* _AIM_:
All material below is to be reproduced exactly.

* _STORED RECORDS_:
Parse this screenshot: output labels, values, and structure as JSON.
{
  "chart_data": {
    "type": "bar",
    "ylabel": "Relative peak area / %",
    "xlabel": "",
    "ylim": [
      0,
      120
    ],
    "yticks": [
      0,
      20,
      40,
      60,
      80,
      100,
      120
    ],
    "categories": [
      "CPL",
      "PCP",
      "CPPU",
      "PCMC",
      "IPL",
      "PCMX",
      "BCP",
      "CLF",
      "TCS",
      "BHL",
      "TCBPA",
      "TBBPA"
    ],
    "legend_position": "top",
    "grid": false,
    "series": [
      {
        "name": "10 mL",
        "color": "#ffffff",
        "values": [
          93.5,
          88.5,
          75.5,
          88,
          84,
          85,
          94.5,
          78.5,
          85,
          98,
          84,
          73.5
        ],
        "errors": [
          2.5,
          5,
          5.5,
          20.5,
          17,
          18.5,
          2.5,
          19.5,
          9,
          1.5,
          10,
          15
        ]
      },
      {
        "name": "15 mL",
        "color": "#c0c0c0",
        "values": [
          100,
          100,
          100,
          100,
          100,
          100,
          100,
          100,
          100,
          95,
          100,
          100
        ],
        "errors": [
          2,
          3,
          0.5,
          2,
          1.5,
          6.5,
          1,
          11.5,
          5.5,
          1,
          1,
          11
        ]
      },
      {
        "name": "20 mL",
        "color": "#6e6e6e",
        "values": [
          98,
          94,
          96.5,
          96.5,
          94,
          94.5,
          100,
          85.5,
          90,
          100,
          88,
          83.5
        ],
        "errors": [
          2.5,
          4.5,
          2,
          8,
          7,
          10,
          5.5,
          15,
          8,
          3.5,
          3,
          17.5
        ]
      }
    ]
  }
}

* _SOLUTION TO THE EXERCISE_:
Parse this screenshot: output labels, values, and structure as JSON.
{
  "chart_data": {
    "type": "bar",
    "ylabel": "Relative peak area / %",
    "xlabel": "",
    "ylim": [
      0,
      120
    ],
    "yticks": [
      0,
      20,
      40,
      60,
      80,
      100,
      120
    ],
    "categories": [
      "CPL",
      "PCP",
      "CPPU",
      "PCMC",
      "IPL",
      "PCMX",
      "BCP",
      "CLF",
      "TCS",
      "BHL",
      "TCBPA",
      "TBBPA"
    ],
    "legend_position": "top",
    "grid": false,
    "series": [
      {
        "name": "10 mL",
        "color": "#ffffff",
        "values": [
          93.5,
          88.5,
          75.5,
          88,
          84,
          85,
          94.5,
          78.5,
          85,
          98,
          84,
          73.5
        ],
        "errors": [
          2.5,
          5,
          5.5,
          20.5,
          17,
          18.5,
          2.5,
          19.5,
          9,
          1.5,
          10,
          15
        ]
      },
      {
        "name": "15 mL",
        "color": "#c0c0c0",
        "values": [
          100,
          100,
          100,
          100,
          100,
          100,
          100,
          100,
          100,
          95,
          100,
          100
        ],
        "errors": [
          2,
          3,
          0.5,
          2,
          1.5,
          6.5,
          1,
          11.5,
          5.5,
          1,
          1,
          11
        ]
      },
      {
        "name": "20 mL",
        "color": "#6e6e6e",
        "values": [
          98,
          94,
          96.5,
          96.5,
          94,
          94.5,
          100,
          85.5,
          90,
          100,
          88,
          83.5
        ],
        "errors": [
          2.5,
          4.5,
          2,
          8,
          7,
          10,
          5.5,
          15,
          8,
          3.5,
          3,
          17.5
        ]
      }
    ]
  }
}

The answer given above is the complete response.